What is being asked:
Wherever a line below holds the word "pulses", copy that line.

— start of Excerpted records —

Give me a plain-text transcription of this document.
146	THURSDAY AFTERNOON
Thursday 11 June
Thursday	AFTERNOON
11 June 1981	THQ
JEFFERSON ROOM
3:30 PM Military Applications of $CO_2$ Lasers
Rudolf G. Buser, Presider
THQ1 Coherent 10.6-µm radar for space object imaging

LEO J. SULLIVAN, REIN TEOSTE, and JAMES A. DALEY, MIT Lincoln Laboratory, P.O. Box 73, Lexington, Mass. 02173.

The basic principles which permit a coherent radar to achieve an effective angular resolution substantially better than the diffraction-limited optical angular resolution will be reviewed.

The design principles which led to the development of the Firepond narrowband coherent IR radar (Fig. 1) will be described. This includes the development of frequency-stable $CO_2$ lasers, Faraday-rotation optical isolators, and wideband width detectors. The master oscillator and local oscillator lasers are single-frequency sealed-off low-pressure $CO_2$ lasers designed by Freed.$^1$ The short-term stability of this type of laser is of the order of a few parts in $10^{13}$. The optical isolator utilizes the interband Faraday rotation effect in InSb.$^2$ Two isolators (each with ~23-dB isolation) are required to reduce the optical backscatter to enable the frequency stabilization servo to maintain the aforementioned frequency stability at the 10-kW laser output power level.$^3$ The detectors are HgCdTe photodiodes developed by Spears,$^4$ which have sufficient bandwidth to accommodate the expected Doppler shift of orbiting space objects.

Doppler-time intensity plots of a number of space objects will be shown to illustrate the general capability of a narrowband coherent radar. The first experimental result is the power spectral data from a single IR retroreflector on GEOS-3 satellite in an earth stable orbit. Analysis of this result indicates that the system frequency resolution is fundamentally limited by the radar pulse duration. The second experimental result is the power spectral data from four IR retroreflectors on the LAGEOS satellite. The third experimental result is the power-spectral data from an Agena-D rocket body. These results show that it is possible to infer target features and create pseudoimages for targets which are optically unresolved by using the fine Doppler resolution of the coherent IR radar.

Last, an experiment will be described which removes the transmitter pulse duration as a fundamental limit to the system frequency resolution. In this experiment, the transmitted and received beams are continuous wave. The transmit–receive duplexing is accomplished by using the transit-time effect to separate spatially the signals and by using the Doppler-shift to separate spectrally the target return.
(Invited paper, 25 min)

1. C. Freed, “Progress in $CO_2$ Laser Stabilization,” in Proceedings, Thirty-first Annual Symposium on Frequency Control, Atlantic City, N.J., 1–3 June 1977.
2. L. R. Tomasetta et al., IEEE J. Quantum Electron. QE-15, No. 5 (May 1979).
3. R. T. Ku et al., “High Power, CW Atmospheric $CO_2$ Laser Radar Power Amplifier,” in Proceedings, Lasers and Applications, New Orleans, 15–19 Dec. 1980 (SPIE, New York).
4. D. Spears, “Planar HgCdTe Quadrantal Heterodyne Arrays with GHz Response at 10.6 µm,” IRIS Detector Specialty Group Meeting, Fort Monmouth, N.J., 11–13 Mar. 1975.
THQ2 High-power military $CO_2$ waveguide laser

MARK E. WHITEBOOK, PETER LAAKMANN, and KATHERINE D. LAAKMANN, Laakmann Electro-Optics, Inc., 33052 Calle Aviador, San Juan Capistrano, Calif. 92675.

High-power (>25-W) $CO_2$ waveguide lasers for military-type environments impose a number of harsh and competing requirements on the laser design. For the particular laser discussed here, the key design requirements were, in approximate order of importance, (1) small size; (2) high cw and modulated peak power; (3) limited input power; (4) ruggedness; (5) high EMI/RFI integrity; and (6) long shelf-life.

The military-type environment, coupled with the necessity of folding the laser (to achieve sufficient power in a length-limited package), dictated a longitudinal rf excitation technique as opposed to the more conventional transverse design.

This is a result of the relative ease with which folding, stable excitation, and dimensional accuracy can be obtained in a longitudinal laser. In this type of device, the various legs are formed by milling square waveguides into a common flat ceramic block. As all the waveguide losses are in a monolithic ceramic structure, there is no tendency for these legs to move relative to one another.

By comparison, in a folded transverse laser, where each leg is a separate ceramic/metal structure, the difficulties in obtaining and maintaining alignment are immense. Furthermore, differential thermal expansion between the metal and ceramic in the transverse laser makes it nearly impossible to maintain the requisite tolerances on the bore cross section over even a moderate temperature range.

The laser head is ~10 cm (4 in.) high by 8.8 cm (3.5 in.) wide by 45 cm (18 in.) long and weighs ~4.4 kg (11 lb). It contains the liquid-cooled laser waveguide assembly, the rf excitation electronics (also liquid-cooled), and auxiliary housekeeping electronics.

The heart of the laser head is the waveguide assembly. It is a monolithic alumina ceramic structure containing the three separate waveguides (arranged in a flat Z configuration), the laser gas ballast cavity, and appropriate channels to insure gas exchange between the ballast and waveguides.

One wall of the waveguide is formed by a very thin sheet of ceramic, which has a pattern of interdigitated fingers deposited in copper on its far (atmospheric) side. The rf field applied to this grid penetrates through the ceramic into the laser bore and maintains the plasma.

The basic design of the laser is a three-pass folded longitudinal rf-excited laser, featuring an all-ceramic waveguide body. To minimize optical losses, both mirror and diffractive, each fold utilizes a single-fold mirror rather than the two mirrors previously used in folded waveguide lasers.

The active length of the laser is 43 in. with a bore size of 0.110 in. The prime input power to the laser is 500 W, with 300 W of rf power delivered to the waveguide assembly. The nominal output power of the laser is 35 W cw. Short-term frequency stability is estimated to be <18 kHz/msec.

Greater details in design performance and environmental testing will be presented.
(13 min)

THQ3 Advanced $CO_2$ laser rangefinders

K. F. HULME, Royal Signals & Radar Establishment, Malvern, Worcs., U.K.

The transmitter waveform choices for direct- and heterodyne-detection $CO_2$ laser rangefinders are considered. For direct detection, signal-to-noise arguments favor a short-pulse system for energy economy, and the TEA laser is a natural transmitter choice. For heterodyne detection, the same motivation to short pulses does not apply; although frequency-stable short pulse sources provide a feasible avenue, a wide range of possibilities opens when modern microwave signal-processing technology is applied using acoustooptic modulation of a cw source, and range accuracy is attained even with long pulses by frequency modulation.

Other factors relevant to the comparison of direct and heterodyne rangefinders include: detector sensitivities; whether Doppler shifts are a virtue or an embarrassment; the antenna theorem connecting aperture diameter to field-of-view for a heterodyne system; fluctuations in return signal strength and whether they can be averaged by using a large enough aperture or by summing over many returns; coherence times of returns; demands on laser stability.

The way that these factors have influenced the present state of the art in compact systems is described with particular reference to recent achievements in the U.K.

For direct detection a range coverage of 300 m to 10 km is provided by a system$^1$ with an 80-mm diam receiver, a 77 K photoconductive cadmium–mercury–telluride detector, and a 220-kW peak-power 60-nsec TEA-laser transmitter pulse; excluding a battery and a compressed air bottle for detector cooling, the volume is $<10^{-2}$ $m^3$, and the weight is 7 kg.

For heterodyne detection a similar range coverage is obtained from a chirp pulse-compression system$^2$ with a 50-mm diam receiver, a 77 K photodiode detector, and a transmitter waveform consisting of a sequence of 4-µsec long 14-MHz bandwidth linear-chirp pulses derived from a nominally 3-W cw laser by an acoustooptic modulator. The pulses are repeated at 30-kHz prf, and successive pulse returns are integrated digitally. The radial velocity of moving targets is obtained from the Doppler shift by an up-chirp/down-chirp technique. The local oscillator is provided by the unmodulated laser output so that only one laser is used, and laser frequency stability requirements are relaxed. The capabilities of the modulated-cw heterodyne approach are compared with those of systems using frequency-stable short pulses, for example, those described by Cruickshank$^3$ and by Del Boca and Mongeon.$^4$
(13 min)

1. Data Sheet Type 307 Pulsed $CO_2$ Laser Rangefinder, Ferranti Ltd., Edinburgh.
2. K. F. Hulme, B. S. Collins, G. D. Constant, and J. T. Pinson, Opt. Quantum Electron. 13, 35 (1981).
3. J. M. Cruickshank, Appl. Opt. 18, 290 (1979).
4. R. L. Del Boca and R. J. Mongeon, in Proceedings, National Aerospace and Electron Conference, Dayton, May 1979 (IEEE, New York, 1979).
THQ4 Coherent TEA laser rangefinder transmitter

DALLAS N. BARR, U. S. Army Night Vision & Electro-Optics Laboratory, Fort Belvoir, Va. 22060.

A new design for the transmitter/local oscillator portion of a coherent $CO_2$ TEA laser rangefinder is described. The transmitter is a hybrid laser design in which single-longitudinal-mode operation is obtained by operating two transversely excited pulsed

— end of Excerpted records —

Solution to this task:
The transmitter waveform choices for direct- and heterodyne-detection $CO_2$ laser rangefinders are considered. For direct detection, signal-to-noise arguments favor a short-pulse system for energy economy, and the TEA laser is a natural transmitter choice. For heterodyne detection, the same motivation to short pulses does not apply; although frequency-stable short pulse sources provide a feasible avenue, a wide range of possibilities opens when modern microwave signal-processing technology is applied using acoustooptic modulation of a cw source, and range accuracy is attained even with long pulses by frequency modulation.
For heterodyne detection a similar range coverage is obtained from a chirp pulse-compression system$^2$ with a 50-mm diam receiver, a 77 K photodiode detector, and a transmitter waveform consisting of a sequence of 4-µsec long 14-MHz bandwidth linear-chirp pulses derived from a nominally 3-W cw laser by an acoustooptic modulator. The pulses are repeated at 30-kHz prf, and successive pulse returns are integrated digitally. The radial velocity of moving targets is obtained from the Doppler shift by an up-chirp/down-chirp technique. The local oscillator is provided by the unmodulated laser output so that only one laser is used, and laser frequency stability requirements are relaxed. The capabilities of the modulated-cw heterodyne approach are compared with those of systems using frequency-stable short pulses, for example, those described by Cruickshank$^3$ and by Del Boca and Mongeon.$^4$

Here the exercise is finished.